** start **

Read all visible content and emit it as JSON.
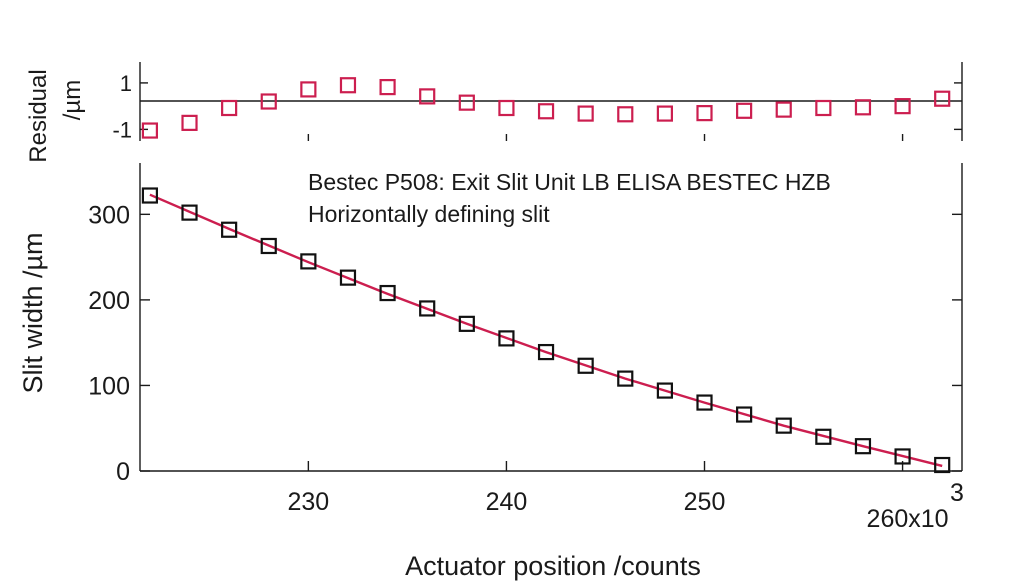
{
  "chart_data": [
    {
      "type": "scatter",
      "panel": "residual",
      "ylabel_line1": "Residual",
      "ylabel_line2": "/µm",
      "xlim": [
        221.5,
        263
      ],
      "ylim": [
        -1.5,
        1.9
      ],
      "yticks": [
        1,
        -1
      ],
      "ytick_labels": [
        "1",
        "-1"
      ],
      "zero_line": true,
      "marker_color": "#cc1e4f",
      "series": [
        {
          "x": [
            222,
            224,
            226,
            228,
            230,
            232,
            234,
            236,
            238,
            240,
            242,
            244,
            246,
            248,
            250,
            252,
            254,
            256,
            258,
            260,
            262
          ],
          "y": [
            -1.05,
            -0.72,
            -0.08,
            0.2,
            0.72,
            0.9,
            0.82,
            0.42,
            0.15,
            -0.08,
            -0.22,
            -0.32,
            -0.35,
            -0.32,
            -0.3,
            -0.2,
            -0.15,
            -0.08,
            -0.05,
            0.0,
            0.32
          ]
        }
      ]
    },
    {
      "type": "scatter",
      "panel": "main",
      "xlabel": "Actuator position /counts",
      "ylabel": "Slit width /µm",
      "xlim": [
        221.5,
        263
      ],
      "ylim": [
        0,
        360
      ],
      "xticks": [
        230,
        240,
        250,
        260
      ],
      "xtick_labels": [
        "230",
        "240",
        "250",
        "260x10"
      ],
      "xtick_exponent": "3",
      "yticks": [
        0,
        100,
        200,
        300
      ],
      "ytick_labels": [
        "0",
        "100",
        "200",
        "300"
      ],
      "annotation_line1": "Bestec P508: Exit Slit Unit LB ELISA BESTEC HZB",
      "annotation_line2": "Horizontally defining slit",
      "marker_color": "#111111",
      "fit_color": "#cc1e4f",
      "series": [
        {
          "x": [
            222,
            224,
            226,
            228,
            230,
            232,
            234,
            236,
            238,
            240,
            242,
            244,
            246,
            248,
            250,
            252,
            254,
            256,
            258,
            260,
            262
          ],
          "y": [
            322,
            302,
            282,
            263,
            245,
            226,
            208,
            190,
            172,
            155,
            139,
            123,
            108,
            94,
            80,
            66,
            53,
            40,
            29,
            17,
            7
          ]
        }
      ],
      "fit": {
        "x": [
          222,
          226,
          230,
          234,
          238,
          242,
          246,
          250,
          254,
          258,
          262
        ],
        "y": [
          323,
          283,
          244,
          207,
          172,
          139,
          108,
          80,
          53,
          29,
          6
        ]
      }
    }
  ]
}
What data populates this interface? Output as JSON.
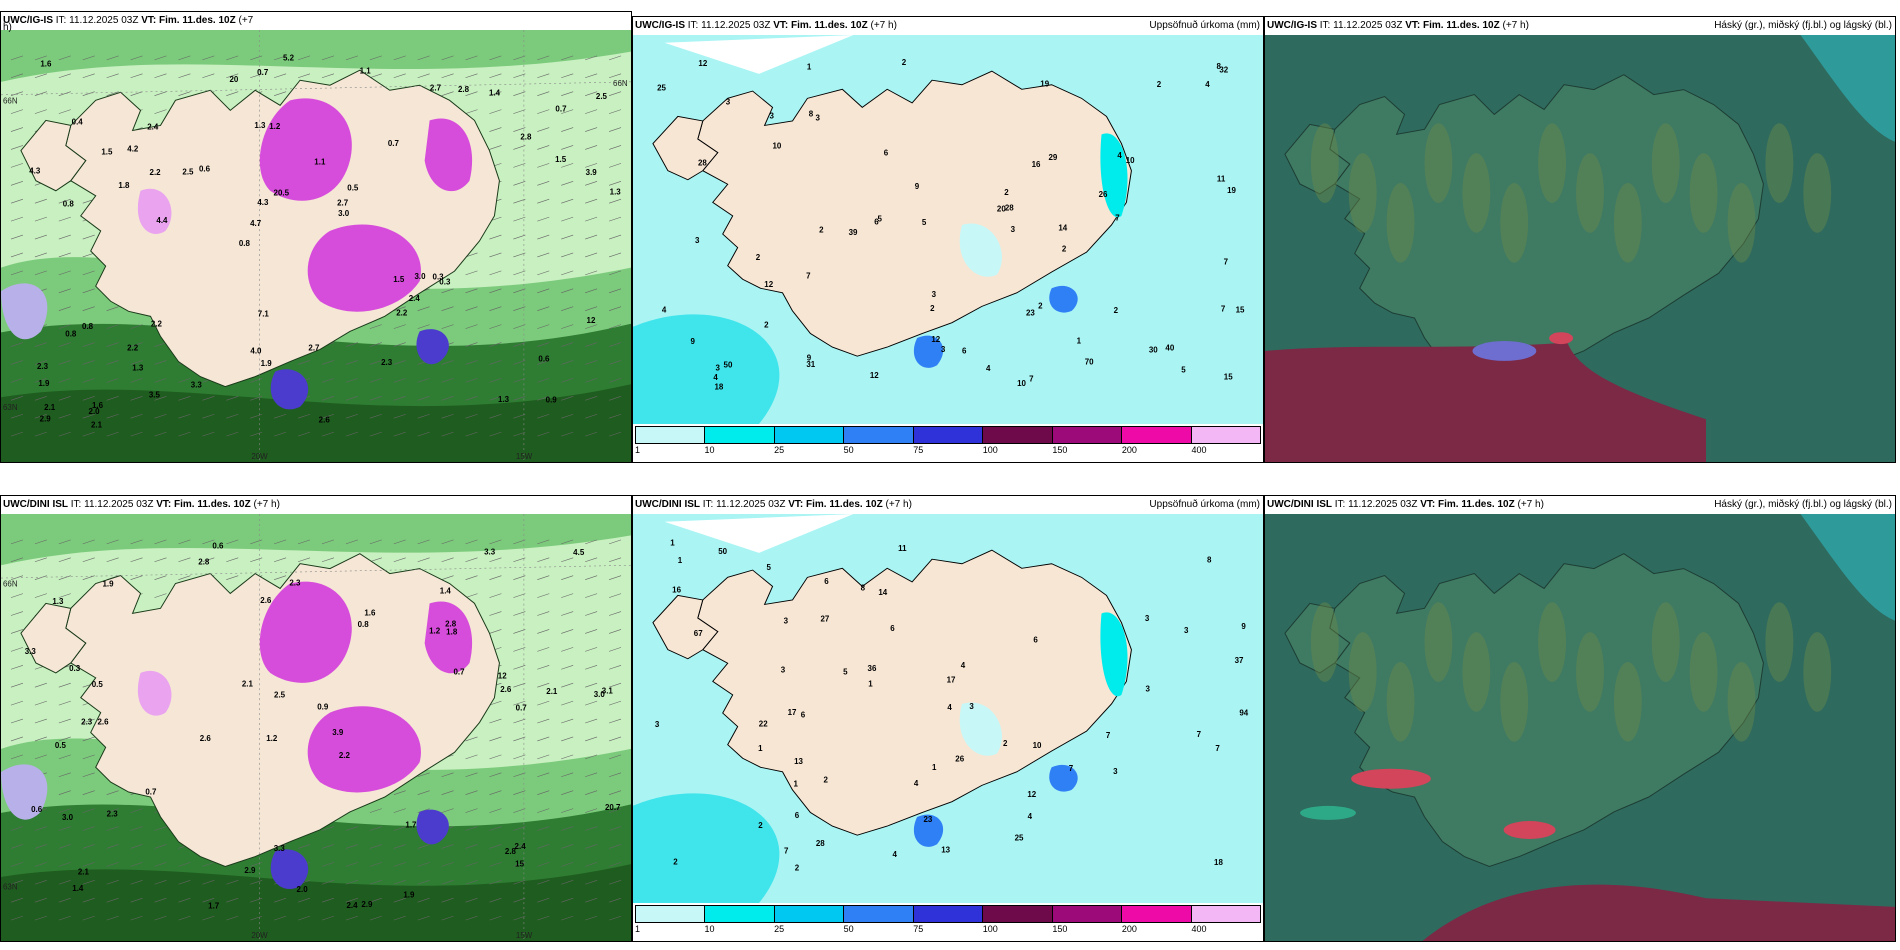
{
  "panels": {
    "igis_wind": {
      "model": "UWC/IG-IS",
      "it_label": "IT:",
      "it_value": "11.12.2025 03Z",
      "vt_label": "VT:",
      "vt_value": "Fim. 11.des. 10Z",
      "lead": "(+7",
      "lead_tail": "h)",
      "axis": {
        "lon_left": "20W",
        "lon_right": "15W",
        "lat_top": "66N",
        "lat_top_right": "66N",
        "lat_bottom": "63N"
      },
      "values": [
        "0.9",
        "0.8",
        "0.7",
        "0.8",
        "0.7",
        "1.6",
        "1.3",
        "1.1",
        "0.8",
        "0.6",
        "1.9",
        "1.3",
        "1.2",
        "0.5",
        "0.3",
        "0.4",
        "0.7",
        "1.3",
        "1.5",
        "1.5",
        "4.7",
        "4.0",
        "4.3",
        "2.4",
        "2.7",
        "2.2",
        "1.3",
        "0.6",
        "0.3",
        "2.6",
        "2.5",
        "1.8",
        "2.2",
        "3.5",
        "3.9",
        "2.7",
        "2.1",
        "1.9",
        "3.0",
        "0.8",
        "2.8",
        "2.5",
        "2.4",
        "2.3",
        "2.2",
        "2.1",
        "2.9",
        "2.7",
        "1.4",
        "5.2",
        "4.4",
        "4.3",
        "4.2",
        "2.8",
        "2.0",
        "1.1",
        "20",
        "20.5",
        "12",
        "7.1",
        "3.3",
        "3.0",
        "2.2",
        "2.3",
        "1.6",
        "1.5"
      ],
      "colors": {
        "sea_green_dark": "#1f5c1f",
        "sea_green": "#2e7d32",
        "sea_green_light": "#7ccb7c",
        "pale_green": "#c8f0c0",
        "land": "#f5e6d6",
        "magenta": "#d74ddb",
        "magenta_light": "#e9a3ef",
        "blue": "#4b3ccd",
        "lavender": "#b8b0e8"
      }
    },
    "igis_precip": {
      "model": "UWC/IG-IS",
      "it_label": "IT:",
      "it_value": "11.12.2025 03Z",
      "vt_label": "VT:",
      "vt_value": "Fim. 11.des. 10Z",
      "lead": "(+7 h)",
      "title_right": "Uppsöfnuð úrkoma (mm)",
      "values": [
        "12",
        "10",
        "9",
        "1",
        "1",
        "3",
        "2",
        "5",
        "2",
        "6",
        "2",
        "3",
        "5",
        "2",
        "19",
        "20",
        "28",
        "31",
        "39",
        "25",
        "23",
        "32",
        "2",
        "3",
        "10",
        "2",
        "4",
        "12",
        "12",
        "2",
        "5",
        "7",
        "3",
        "4",
        "2",
        "14",
        "7",
        "9",
        "29",
        "40",
        "28",
        "26",
        "15",
        "50",
        "3",
        "2",
        "7",
        "4",
        "3",
        "12",
        "8",
        "11",
        "15",
        "2",
        "7",
        "4",
        "6",
        "9",
        "8",
        "3",
        "30",
        "70",
        "10",
        "7",
        "6",
        "4",
        "3",
        "19",
        "18",
        "16"
      ]
    },
    "igis_cloud": {
      "model": "UWC/IG-IS",
      "it_label": "IT:",
      "it_value": "11.12.2025 03Z",
      "vt_label": "VT:",
      "vt_value": "Fim. 11.des. 10Z",
      "lead": "(+7 h)",
      "title_right": "Háský (gr.), miðský (fj.bl.) og lágský (bl.)"
    },
    "dini_wind": {
      "model": "UWC/DINI ISL",
      "it_label": "IT:",
      "it_value": "11.12.2025 03Z",
      "vt_label": "VT:",
      "vt_value": "Fim. 11.des. 10Z",
      "lead": "(+7 h)",
      "axis": {
        "lon_left": "20W",
        "lon_right": "15W",
        "lat_top": "66N",
        "lat_top_right": "",
        "lat_bottom": "63N"
      },
      "values": [
        "0.6",
        "1.4",
        "3.0",
        "1.2",
        "2.2",
        "2.6",
        "1.3",
        "1.2",
        "0.5",
        "0.8",
        "0.9",
        "1.4",
        "2.8",
        "2.6",
        "2.4",
        "2.9",
        "3.3",
        "3.3",
        "0.7",
        "0.7",
        "0.5",
        "2.3",
        "3.1",
        "2.1",
        "0.6",
        "0.3",
        "2.5",
        "2.6",
        "2.4",
        "3.0",
        "2.8",
        "1.6",
        "2.3",
        "2.1",
        "1.7",
        "20.7",
        "12",
        "2.9",
        "4.5",
        "2.3",
        "2.1",
        "1.7",
        "1.9",
        "1.9",
        "2.0",
        "1.8",
        "15",
        "2.8",
        "3.3",
        "3.9",
        "2.6",
        "0.7"
      ],
      "colors": {
        "sea_green_dark": "#1f5c1f",
        "sea_green": "#2e7d32",
        "sea_green_light": "#7ccb7c",
        "pale_green": "#c8f0c0",
        "land": "#f5e6d6",
        "magenta": "#d74ddb",
        "magenta_light": "#e9a3ef",
        "blue": "#4b3ccd",
        "lavender": "#b8b0e8"
      }
    },
    "dini_precip": {
      "model": "UWC/DINI ISL",
      "it_label": "IT:",
      "it_value": "11.12.2025 03Z",
      "vt_label": "VT:",
      "vt_value": "Fim. 11.des. 10Z",
      "lead": "(+7 h)",
      "title_right": "Uppsöfnuð úrkoma (mm)",
      "values": [
        "1",
        "1",
        "3",
        "8",
        "9",
        "12",
        "14",
        "2",
        "2",
        "7",
        "1",
        "3",
        "2",
        "1",
        "1",
        "5",
        "4",
        "2",
        "27",
        "36",
        "37",
        "23",
        "28",
        "17",
        "22",
        "26",
        "13",
        "3",
        "4",
        "8",
        "2",
        "6",
        "3",
        "7",
        "4",
        "3",
        "5",
        "1",
        "4",
        "6",
        "3",
        "13",
        "10",
        "6",
        "50",
        "4",
        "6",
        "3",
        "25",
        "67",
        "94",
        "6",
        "7",
        "7",
        "7",
        "16",
        "18",
        "17",
        "3",
        "11"
      ]
    },
    "dini_cloud": {
      "model": "UWC/DINI ISL",
      "it_label": "IT:",
      "it_value": "11.12.2025 03Z",
      "vt_label": "VT:",
      "vt_value": "Fim. 11.des. 10Z",
      "lead": "(+7 h)",
      "title_right": "Háský (gr.), miðský (fj.bl.) og lágský (bl.)"
    }
  },
  "precip_legend": {
    "ticks": [
      "1",
      "10",
      "25",
      "50",
      "75",
      "100",
      "150",
      "200",
      "400"
    ],
    "colors": [
      "#c8f7f7",
      "#00ebeb",
      "#00c8f0",
      "#2f7ff5",
      "#2e32d8",
      "#6e0a4a",
      "#9b0a78",
      "#ee0aa6",
      "#f4b7f5"
    ]
  },
  "map_colors": {
    "precip_land": "#f7e6d4",
    "precip_light": "#aaf4f4",
    "precip_mid": "#3fe5eb",
    "cloud_base": "#2f6a5e",
    "cloud_land": "#3f7a63",
    "cloud_red": "#7b2945",
    "cloud_pink": "#d2455a",
    "cloud_blue": "#6e6ed0",
    "cloud_cyan": "#2e9a9a"
  }
}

** end **

*PROBLEM DETAILS:* Show every line from the entries above in which the word "JSON" appears.

*EXPECTED ANSWER:*
Read all visible content and emit it as JSON.
What data populates this interface? Output as JSON.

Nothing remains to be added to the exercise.